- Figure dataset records
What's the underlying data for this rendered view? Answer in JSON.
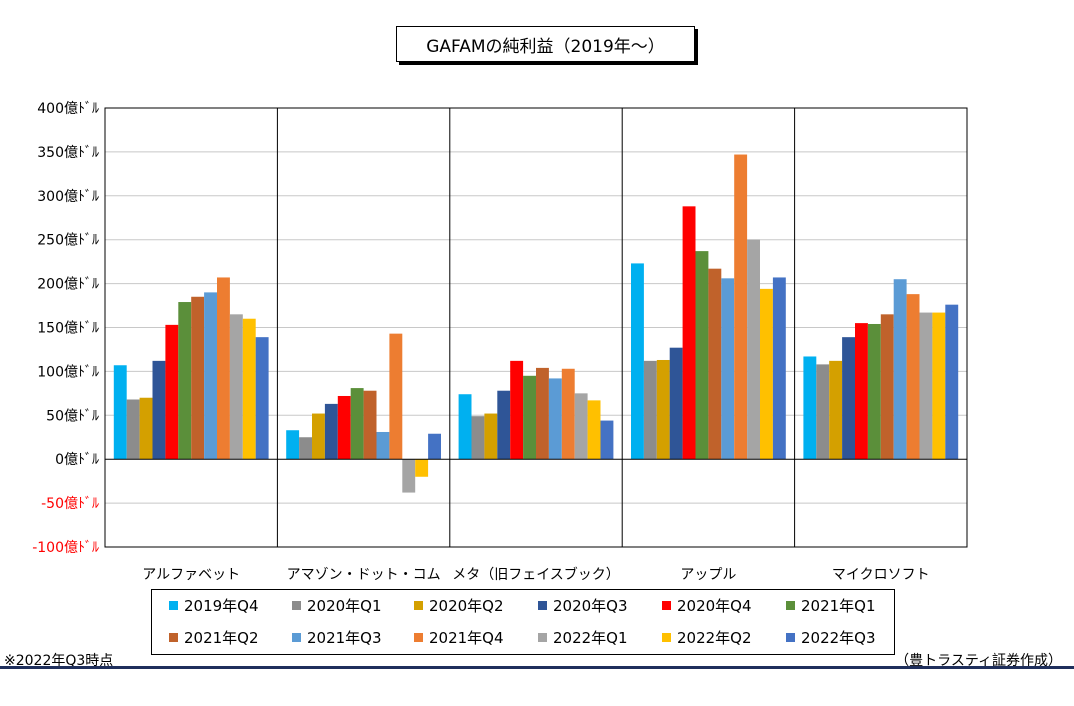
{
  "title": "GAFAMの純利益（2019年～）",
  "note_left": "※2022年Q3時点",
  "note_right": "（豊トラスティ証券作成）",
  "chart_data": {
    "type": "bar",
    "title": "GAFAMの純利益（2019年～）",
    "ylim": [
      -100,
      400
    ],
    "ytick_step": 50,
    "ytick_labels": [
      "400億ﾄﾞﾙ",
      "350億ﾄﾞﾙ",
      "300億ﾄﾞﾙ",
      "250億ﾄﾞﾙ",
      "200億ﾄﾞﾙ",
      "150億ﾄﾞﾙ",
      "100億ﾄﾞﾙ",
      "50億ﾄﾞﾙ",
      "0億ﾄﾞﾙ",
      "-50億ﾄﾞﾙ",
      "-100億ﾄﾞﾙ"
    ],
    "ytick_values": [
      400,
      350,
      300,
      250,
      200,
      150,
      100,
      50,
      0,
      -50,
      -100
    ],
    "negative_tick_color": "#ff0000",
    "grid": true,
    "legend_position": "bottom",
    "categories": [
      "アルファベット",
      "アマゾン・ドット・コム",
      "メタ（旧フェイスブック）",
      "アップル",
      "マイクロソフト"
    ],
    "series": [
      {
        "name": "2019年Q4",
        "color": "#00b0f0",
        "values": [
          107,
          33,
          74,
          223,
          117
        ]
      },
      {
        "name": "2020年Q1",
        "color": "#8c8c8c",
        "values": [
          68,
          25,
          49,
          112,
          108
        ]
      },
      {
        "name": "2020年Q2",
        "color": "#d4a000",
        "values": [
          70,
          52,
          52,
          113,
          112
        ]
      },
      {
        "name": "2020年Q3",
        "color": "#2f5597",
        "values": [
          112,
          63,
          78,
          127,
          139
        ]
      },
      {
        "name": "2020年Q4",
        "color": "#ff0000",
        "values": [
          153,
          72,
          112,
          288,
          155
        ]
      },
      {
        "name": "2021年Q1",
        "color": "#5b8f3a",
        "values": [
          179,
          81,
          95,
          237,
          154
        ]
      },
      {
        "name": "2021年Q2",
        "color": "#c0622b",
        "values": [
          185,
          78,
          104,
          217,
          165
        ]
      },
      {
        "name": "2021年Q3",
        "color": "#5b9bd5",
        "values": [
          190,
          31,
          92,
          206,
          205
        ]
      },
      {
        "name": "2021年Q4",
        "color": "#ed7d31",
        "values": [
          207,
          143,
          103,
          347,
          188
        ]
      },
      {
        "name": "2022年Q1",
        "color": "#a5a5a5",
        "values": [
          165,
          -38,
          75,
          250,
          167
        ]
      },
      {
        "name": "2022年Q2",
        "color": "#ffc000",
        "values": [
          160,
          -20,
          67,
          194,
          167
        ]
      },
      {
        "name": "2022年Q3",
        "color": "#4472c4",
        "values": [
          139,
          29,
          44,
          207,
          176
        ]
      }
    ]
  }
}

- Written task
Where a line of the data holds "name", show that line.

- Final result
        "name": "2019年Q4",
        "name": "2020年Q1",
        "name": "2020年Q2",
        "name": "2020年Q3",
        "name": "2020年Q4",
        "name": "2021年Q1",
        "name": "2021年Q2",
        "name": "2021年Q3",
        "name": "2021年Q4",
        "name": "2022年Q1",
        "name": "2022年Q2",
        "name": "2022年Q3",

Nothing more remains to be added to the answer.